**Direction**
In the NumPy passage below, duplicate word for word the stretch that opens with the words containing "We computed the" and closes with "pseudoinv = np.linalg.pinv(A)".

**Page**
** Begin **

We computed the pseudo inverse of a matrix with the pinv() function of the numpy.linalg module. The check by matrix multiplication resulted in a matrix that is approximately an identity matrix (see pseudoinversion.py):

from __future__ import print_function
import numpy as np
 
A = np.mat("4 11 14;8 7 -2")
print("An", A)
 
pseudoinv = np.linalg.pinv(A)
print("Pseudo inversen", pseudoinv)
 
print("Check", A * pseudoinv)

Determinants

The determinant is a value associated with a square matrix. It is used throughout mathematics; for more details, please refer to http://en.wikipedia.org/wiki/Determinant. For a n x n real value matrix, the determinant corresponds to the scaling a n-dimensional volume undergoes when transformed by the matrix. The positive sign of the determinant means the volume preserves its orientation (clockwise or anticlockwise), while a negative sign means reversed orientation. The numpy.linalg module has a det() function that returns the determinant of a matrix.

Time for action – calculating the determinant of a matrix

To calculate the determinant of a matrix, follow these steps:

  1. Create the matrix:
    A = np.mat("3 4;5 6")

** End **

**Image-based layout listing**

** Begin **

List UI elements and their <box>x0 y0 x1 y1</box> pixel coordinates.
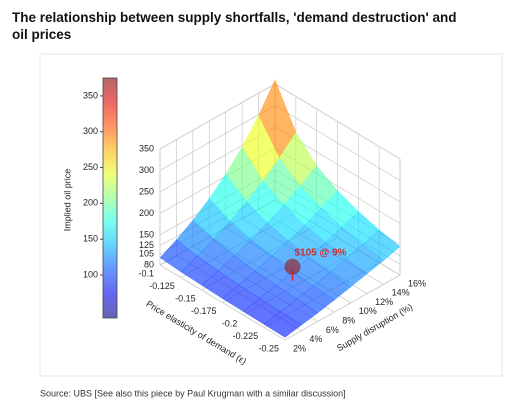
y-grid-line <box>284 158 401 341</box>
plot-frame <box>39 53 503 377</box>
colorbar-tick-label: 350 <box>83 90 98 100</box>
z-tick-label: 150 <box>139 229 154 239</box>
colorbar-tick-label: 200 <box>83 198 98 208</box>
z-tick-label: 80 <box>144 259 154 269</box>
chart-title-line1: The relationship between supply shortfal… <box>12 10 457 25</box>
z-tick-label: 200 <box>139 208 154 218</box>
colorbar-tick-label: 300 <box>83 126 98 136</box>
annotation-label: $105 @ 9% <box>295 247 347 258</box>
colorbar-tick-label: 100 <box>83 269 98 279</box>
colorbar-tick-label: 150 <box>83 234 98 244</box>
colorbar-tick-label: 250 <box>83 162 98 172</box>
y-tick-label: -0.15 <box>175 293 196 303</box>
source: Source: UBS [See also this piece by Paul… <box>40 388 346 398</box>
z-tick-label: 105 <box>139 249 154 259</box>
x-tick-label: 14% <box>392 288 410 298</box>
x-tick-label: 16% <box>408 278 426 288</box>
colorbar <box>102 77 118 319</box>
z-axis-label: Implied oil price <box>62 169 72 232</box>
z-tick-label: 300 <box>139 165 154 175</box>
x-tick-label: 8% <box>342 316 355 326</box>
x-tick-label: 10% <box>359 306 377 316</box>
chart-title-line2: oil prices <box>12 27 71 42</box>
z-tick-label: 250 <box>139 186 154 196</box>
y-tick-label: -0.1 <box>138 268 154 278</box>
y-tick-label: -0.125 <box>149 281 175 291</box>
y-tick-label: -0.25 <box>258 343 279 353</box>
x-tick-label: 4% <box>309 334 322 344</box>
surface-cell <box>263 311 302 338</box>
x-tick-label: 12% <box>375 297 393 307</box>
z-tick-label: 125 <box>139 240 154 250</box>
annotation-point <box>284 258 301 275</box>
y-tick-label: -0.2 <box>222 318 238 328</box>
x-tick-label: 6% <box>326 325 339 335</box>
y-tick-label: -0.175 <box>191 306 217 316</box>
y-tick-label: -0.225 <box>233 331 259 341</box>
x-tick-label: 2% <box>293 343 306 353</box>
z-tick-label: 350 <box>139 143 154 153</box>
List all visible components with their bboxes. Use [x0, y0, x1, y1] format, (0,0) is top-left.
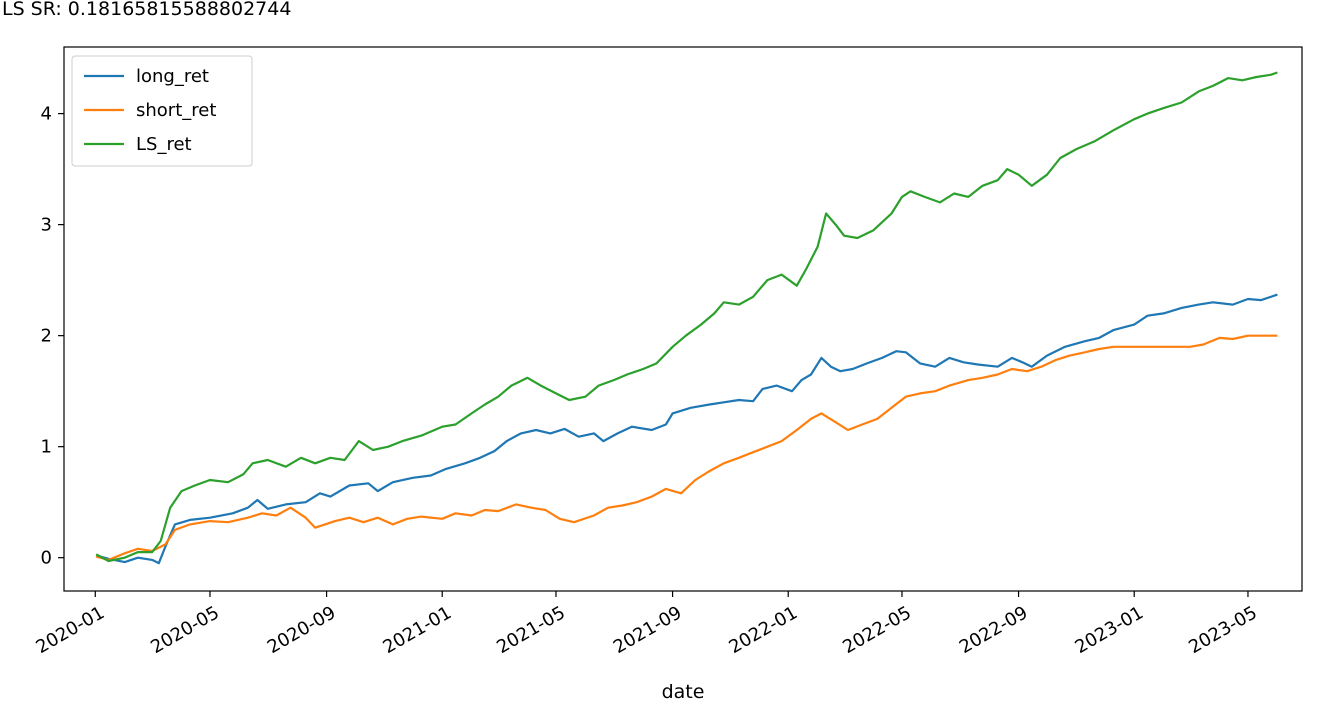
x-tick-label: 2021-01 — [379, 602, 455, 658]
x-tick-label: 2021-05 — [493, 602, 569, 658]
sr-output-text: LS SR: 0.18165815588802744 — [2, 0, 292, 20]
series-line-short-ret — [95, 334, 1278, 561]
series-line-LS-ret — [95, 71, 1278, 563]
x-tick-label: 2020-09 — [264, 602, 340, 658]
y-tick-label: 4 — [41, 104, 52, 125]
x-tick-label: 2022-09 — [956, 602, 1032, 658]
plot-lines — [95, 71, 1278, 565]
y-axis: 0 1 2 3 4 — [41, 104, 64, 569]
x-axis: 2020-01 2020-05 2020-09 2021-01 2021-05 2021-… — [33, 591, 1261, 658]
x-tick-label: 2020-01 — [33, 602, 109, 658]
x-tick-label: 2023-01 — [1071, 602, 1147, 658]
legend-frame — [71, 55, 253, 167]
y-tick-label: 3 — [41, 215, 52, 236]
x-tick-label: 2022-05 — [839, 602, 915, 658]
legend-label-long-ret: long_ret — [136, 66, 209, 87]
x-tick-label: 2020-05 — [147, 602, 223, 658]
y-tick-label: 1 — [41, 437, 52, 458]
x-tick-label: 2023-05 — [1185, 602, 1261, 658]
series-line-long-ret — [95, 293, 1278, 565]
y-tick-label: 0 — [41, 548, 52, 569]
legend-label-short-ret: short_ret — [136, 100, 216, 121]
legend-label-LS-ret: LS_ret — [136, 134, 192, 155]
x-tick-label: 2022-01 — [725, 602, 801, 658]
plot-frame — [63, 46, 1303, 592]
y-tick-label: 2 — [41, 326, 52, 347]
legend: long_ret short_ret LS_ret — [71, 55, 253, 167]
x-axis-label: date — [662, 681, 705, 703]
x-tick-label: 2021-09 — [610, 602, 686, 658]
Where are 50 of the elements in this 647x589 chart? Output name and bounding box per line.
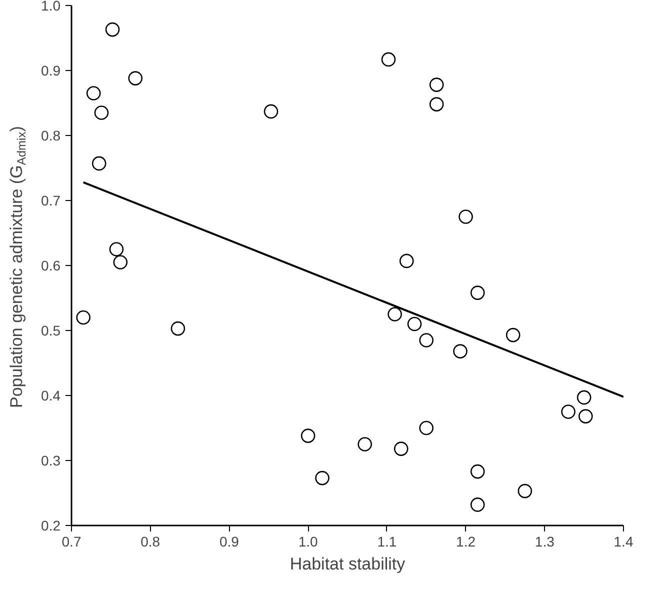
x-tick-label: 0.7 bbox=[62, 534, 82, 550]
x-tick-label: 1.4 bbox=[614, 534, 634, 550]
point bbox=[94, 106, 109, 120]
point bbox=[576, 390, 592, 405]
point bbox=[458, 210, 473, 224]
x-tick-label: 0.8 bbox=[140, 534, 160, 550]
point bbox=[381, 52, 396, 67]
point bbox=[128, 71, 143, 86]
point bbox=[429, 78, 444, 92]
point bbox=[113, 255, 128, 270]
x-tick-label: 0.9 bbox=[219, 534, 240, 550]
y-tick-label: 0.5 bbox=[41, 322, 61, 338]
point bbox=[92, 156, 106, 171]
x-axis-title: Habitat stability bbox=[290, 554, 406, 574]
point bbox=[470, 286, 485, 300]
x-tick-label: 1.3 bbox=[534, 534, 555, 550]
y-tick-label: 0.7 bbox=[41, 192, 61, 208]
y-tick-label: 0.6 bbox=[41, 258, 61, 274]
point bbox=[394, 442, 408, 456]
point bbox=[76, 310, 90, 325]
point bbox=[578, 409, 593, 424]
x-tick-label: 1.1 bbox=[377, 534, 397, 550]
x-tick-label: 1.0 bbox=[298, 534, 318, 550]
point bbox=[109, 242, 124, 256]
point bbox=[561, 404, 576, 419]
point bbox=[399, 254, 414, 268]
point bbox=[470, 498, 485, 512]
point bbox=[518, 484, 532, 498]
x-tick-label: 1.2 bbox=[456, 534, 476, 550]
point bbox=[264, 104, 278, 119]
point bbox=[315, 470, 330, 486]
y-tick-label: 0.8 bbox=[41, 128, 61, 144]
point bbox=[407, 316, 422, 332]
point bbox=[388, 307, 402, 322]
point bbox=[170, 321, 186, 336]
point bbox=[300, 428, 316, 443]
point bbox=[470, 464, 485, 479]
point bbox=[105, 22, 120, 37]
point bbox=[358, 437, 372, 452]
point bbox=[453, 344, 468, 358]
point bbox=[86, 86, 101, 100]
point bbox=[419, 333, 434, 348]
y-tick-label: 0.4 bbox=[41, 388, 61, 404]
point bbox=[429, 97, 444, 112]
y-tick-label: 1.0 bbox=[41, 0, 61, 14]
point bbox=[419, 420, 434, 436]
y-tick-label: 0.9 bbox=[41, 62, 61, 78]
y-tick-label: 0.2 bbox=[41, 518, 61, 534]
point bbox=[506, 328, 520, 342]
y-tick-label: 0.3 bbox=[41, 452, 61, 468]
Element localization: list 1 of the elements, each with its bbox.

** End **

**Output for this exercise**
We computed the pseudo inverse of a matrix with the pinv() function of the numpy.linalg module. The check by matrix multiplication resulted in a matrix that is approximately an identity matrix (see pseudoinversion.py):

from __future__ import print_function
import numpy as np
 
A = np.mat("4 11 14;8 7 -2")
print("An", A)
 
pseudoinv = np.linalg.pinv(A)